### PROBLEM TO SOLVE
Rewrite every line of the data below as a numbered list, skipping blank lines. Leave the pictures out of your answer.

### GIVEN INFORMATION
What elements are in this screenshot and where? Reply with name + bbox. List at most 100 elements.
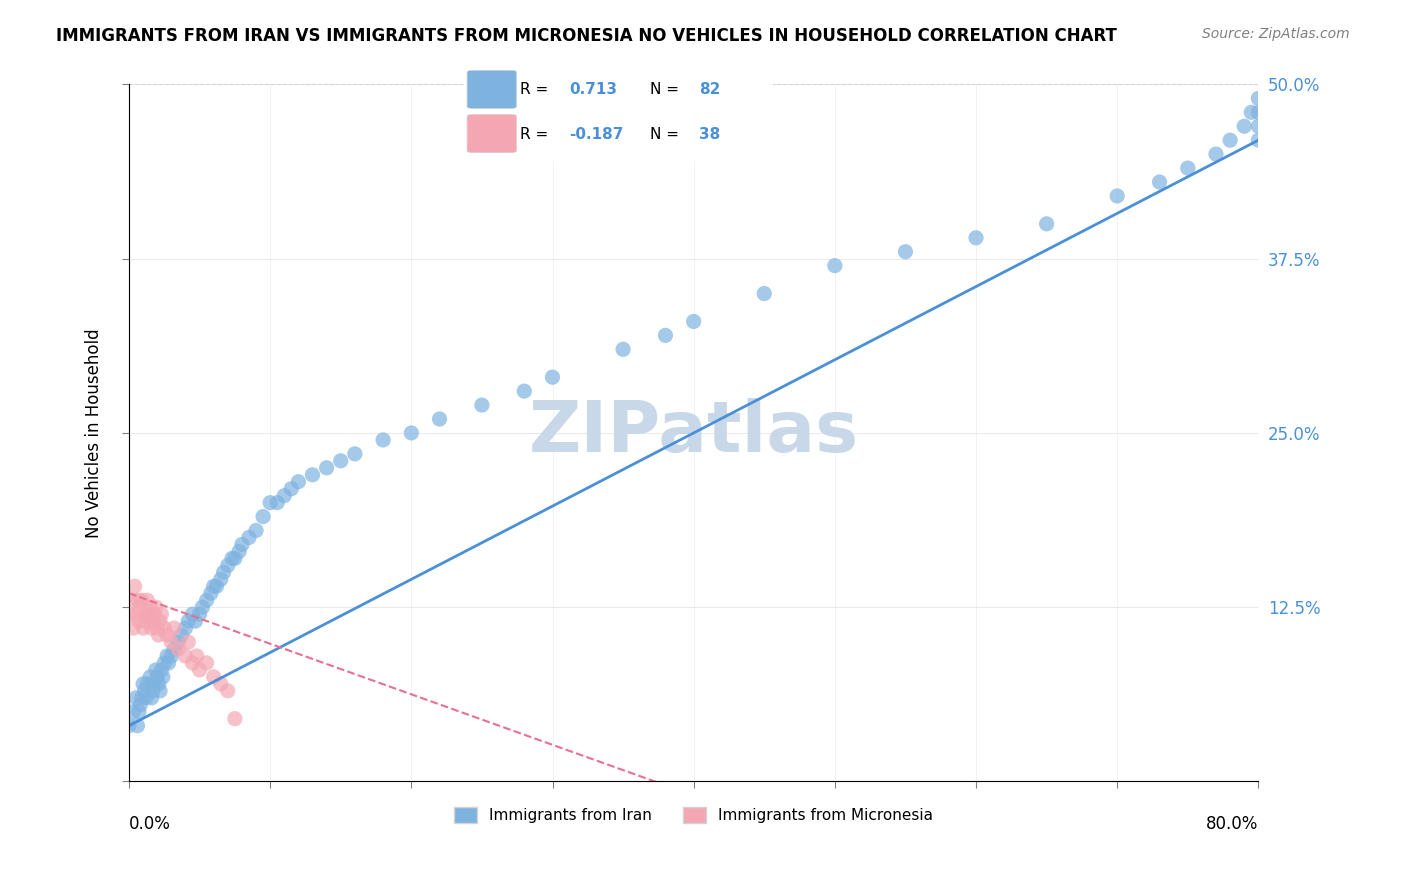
Point: [217, 558, 239, 573]
Point: [228, 544, 250, 558]
Point: [401, 425, 423, 440]
Point: [132, 677, 155, 691]
Point: [131, 593, 153, 607]
Point: [124, 579, 146, 593]
Point: [654, 328, 676, 343]
Point: [1247, 105, 1270, 120]
Text: N =: N =: [650, 127, 679, 142]
Point: [145, 663, 167, 677]
Point: [191, 600, 214, 615]
Text: 38: 38: [699, 127, 720, 142]
Point: [118, 719, 141, 733]
Point: [177, 614, 200, 628]
Point: [217, 683, 239, 698]
Point: [157, 656, 180, 670]
Point: [163, 621, 186, 635]
Y-axis label: No Vehicles in Household: No Vehicles in Household: [86, 328, 103, 538]
Point: [142, 683, 165, 698]
Text: IMMIGRANTS FROM IRAN VS IMMIGRANTS FROM MICRONESIA NO VEHICLES IN HOUSEHOLD CORR: IMMIGRANTS FROM IRAN VS IMMIGRANTS FROM …: [56, 27, 1118, 45]
Point: [1247, 133, 1270, 147]
Point: [245, 524, 267, 538]
Point: [148, 628, 170, 642]
Point: [156, 648, 179, 663]
Point: [894, 244, 917, 259]
Point: [231, 537, 253, 551]
Point: [129, 600, 152, 615]
Point: [118, 607, 141, 622]
Point: [146, 621, 169, 635]
Point: [209, 572, 232, 586]
Point: [142, 614, 165, 628]
Point: [343, 447, 366, 461]
Text: 0.0%: 0.0%: [129, 815, 172, 833]
Point: [315, 460, 337, 475]
Point: [429, 412, 451, 426]
Point: [136, 593, 159, 607]
Point: [329, 454, 352, 468]
Point: [125, 607, 148, 622]
Point: [122, 621, 145, 635]
Text: ZIPatlas: ZIPatlas: [529, 399, 859, 467]
Point: [188, 663, 211, 677]
Point: [824, 259, 846, 273]
Point: [200, 586, 222, 600]
Point: [259, 495, 281, 509]
Point: [1149, 175, 1171, 189]
Point: [150, 607, 173, 622]
Point: [143, 607, 166, 622]
Point: [188, 607, 211, 622]
Point: [202, 579, 225, 593]
Point: [174, 621, 197, 635]
Text: Source: ZipAtlas.com: Source: ZipAtlas.com: [1202, 27, 1350, 41]
Text: 0.713: 0.713: [569, 82, 617, 97]
Point: [149, 614, 172, 628]
Point: [371, 433, 394, 447]
Point: [156, 628, 179, 642]
Text: R =: R =: [520, 82, 548, 97]
Point: [1247, 120, 1270, 134]
Point: [138, 607, 160, 622]
Point: [135, 614, 157, 628]
Point: [965, 231, 987, 245]
Point: [136, 677, 159, 691]
Point: [682, 314, 704, 328]
Point: [754, 286, 776, 301]
Point: [160, 635, 183, 649]
Point: [181, 607, 204, 622]
Point: [160, 648, 183, 663]
Point: [1240, 105, 1263, 120]
Point: [301, 467, 323, 482]
Point: [170, 628, 193, 642]
Point: [1205, 147, 1227, 161]
Point: [146, 670, 169, 684]
Point: [131, 690, 153, 705]
Point: [128, 614, 150, 628]
Point: [612, 343, 634, 357]
Point: [127, 593, 149, 607]
Point: [153, 621, 176, 635]
Point: [252, 509, 274, 524]
Point: [139, 670, 162, 684]
Point: [141, 690, 163, 705]
FancyBboxPatch shape: [467, 114, 516, 153]
Point: [177, 635, 200, 649]
Point: [513, 384, 536, 398]
Point: [195, 593, 218, 607]
Point: [212, 566, 235, 580]
Point: [1177, 161, 1199, 175]
Point: [209, 677, 232, 691]
Point: [224, 551, 246, 566]
Point: [152, 670, 174, 684]
Point: [125, 690, 148, 705]
Text: N =: N =: [650, 82, 679, 97]
Point: [287, 475, 309, 489]
Point: [1233, 120, 1256, 134]
Point: [128, 705, 150, 719]
Point: [134, 683, 156, 698]
Point: [129, 698, 152, 712]
Point: [135, 690, 157, 705]
Point: [1107, 189, 1129, 203]
Point: [174, 648, 197, 663]
Point: [132, 621, 155, 635]
Point: [186, 648, 208, 663]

### TASK SOLUTION
1. What elements are in this screenshot and where? Reply with name + bbox. List at most 100 elements.
2. Point: [217, 558, 239, 573]
3. Point: [228, 544, 250, 558]
4. Point: [401, 425, 423, 440]
5. Point: [132, 677, 155, 691]
6. Point: [131, 593, 153, 607]
7. Point: [124, 579, 146, 593]
8. Point: [654, 328, 676, 343]
9. Point: [1247, 105, 1270, 120]
10. Text: N =: N =: [650, 127, 679, 142]
11. Point: [145, 663, 167, 677]
12. Point: [191, 600, 214, 615]
13. Text: 38: 38: [699, 127, 720, 142]
14. Point: [118, 719, 141, 733]
15. Point: [177, 614, 200, 628]
16. Point: [217, 683, 239, 698]
17. Point: [157, 656, 180, 670]
18. Point: [163, 621, 186, 635]
19. Y-axis label: No Vehicles in Household: No Vehicles in Household: [86, 328, 103, 538]
20. Point: [142, 683, 165, 698]
21. Text: IMMIGRANTS FROM IRAN VS IMMIGRANTS FROM MICRONESIA NO VEHICLES IN HOUSEHOLD CORR: IMMIGRANTS FROM IRAN VS IMMIGRANTS FROM …: [56, 27, 1118, 45]
22. Point: [1247, 133, 1270, 147]
23. Point: [245, 524, 267, 538]
24. Point: [148, 628, 170, 642]
25. Point: [156, 648, 179, 663]
26. Point: [894, 244, 917, 259]
27. Point: [231, 537, 253, 551]
28. Point: [129, 600, 152, 615]
29. Point: [118, 607, 141, 622]
30. Point: [146, 621, 169, 635]
31. Point: [209, 572, 232, 586]
32. Point: [142, 614, 165, 628]
33. Point: [343, 447, 366, 461]
34. Text: 0.0%: 0.0%: [129, 815, 172, 833]
35. Point: [315, 460, 337, 475]
36. Point: [429, 412, 451, 426]
37. Point: [136, 593, 159, 607]
38. Point: [329, 454, 352, 468]
39. Point: [125, 607, 148, 622]
40. Point: [122, 621, 145, 635]
41. Text: ZIPatlas: ZIPatlas: [529, 399, 859, 467]
42. Point: [188, 663, 211, 677]
43. Point: [824, 259, 846, 273]
44. Point: [200, 586, 222, 600]
45. Point: [259, 495, 281, 509]
46. Point: [1149, 175, 1171, 189]
47. Point: [150, 607, 173, 622]
48. Point: [143, 607, 166, 622]
49. Point: [188, 607, 211, 622]
50. Point: [202, 579, 225, 593]
51. Point: [174, 621, 197, 635]
52. Text: Source: ZipAtlas.com: Source: ZipAtlas.com: [1202, 27, 1350, 41]
53. Text: 0.713: 0.713: [569, 82, 617, 97]
54. Point: [149, 614, 172, 628]
55. Point: [371, 433, 394, 447]
56. Point: [156, 628, 179, 642]
57. Text: R =: R =: [520, 82, 548, 97]
58. Point: [1247, 120, 1270, 134]
59. Point: [138, 607, 160, 622]
60. Point: [135, 614, 157, 628]
61. Point: [965, 231, 987, 245]
62. Point: [136, 677, 159, 691]
63. Point: [682, 314, 704, 328]
64. Point: [754, 286, 776, 301]
65. Point: [160, 635, 183, 649]
66. Point: [181, 607, 204, 622]
67. Point: [160, 648, 183, 663]
68. Point: [1240, 105, 1263, 120]
69. Point: [301, 467, 323, 482]
70. Point: [170, 628, 193, 642]
71. Point: [1205, 147, 1227, 161]
72. Point: [146, 670, 169, 684]
73. Point: [131, 690, 153, 705]
74. Point: [128, 614, 150, 628]
75. Point: [612, 343, 634, 357]
76. Point: [127, 593, 149, 607]
77. Point: [153, 621, 176, 635]
78. Point: [252, 509, 274, 524]
79. Point: [139, 670, 162, 684]
80. Point: [141, 690, 163, 705]
81. FancyBboxPatch shape: [467, 114, 516, 153]
82. Point: [177, 635, 200, 649]
83. Point: [513, 384, 536, 398]
84. Point: [195, 593, 218, 607]
85. Point: [212, 566, 235, 580]
86. Point: [1177, 161, 1199, 175]
87. Point: [209, 677, 232, 691]
88. Point: [224, 551, 246, 566]
89. Point: [152, 670, 174, 684]
90. Point: [125, 690, 148, 705]
91. Text: N =: N =: [650, 82, 679, 97]
92. Point: [287, 475, 309, 489]
93. Point: [1233, 120, 1256, 134]
94. Point: [128, 705, 150, 719]
95. Point: [134, 683, 156, 698]
96. Point: [129, 698, 152, 712]
97. Point: [135, 690, 157, 705]
98. Point: [1107, 189, 1129, 203]
99. Point: [174, 648, 197, 663]
100. Point: [132, 621, 155, 635]
101. Point: [186, 648, 208, 663]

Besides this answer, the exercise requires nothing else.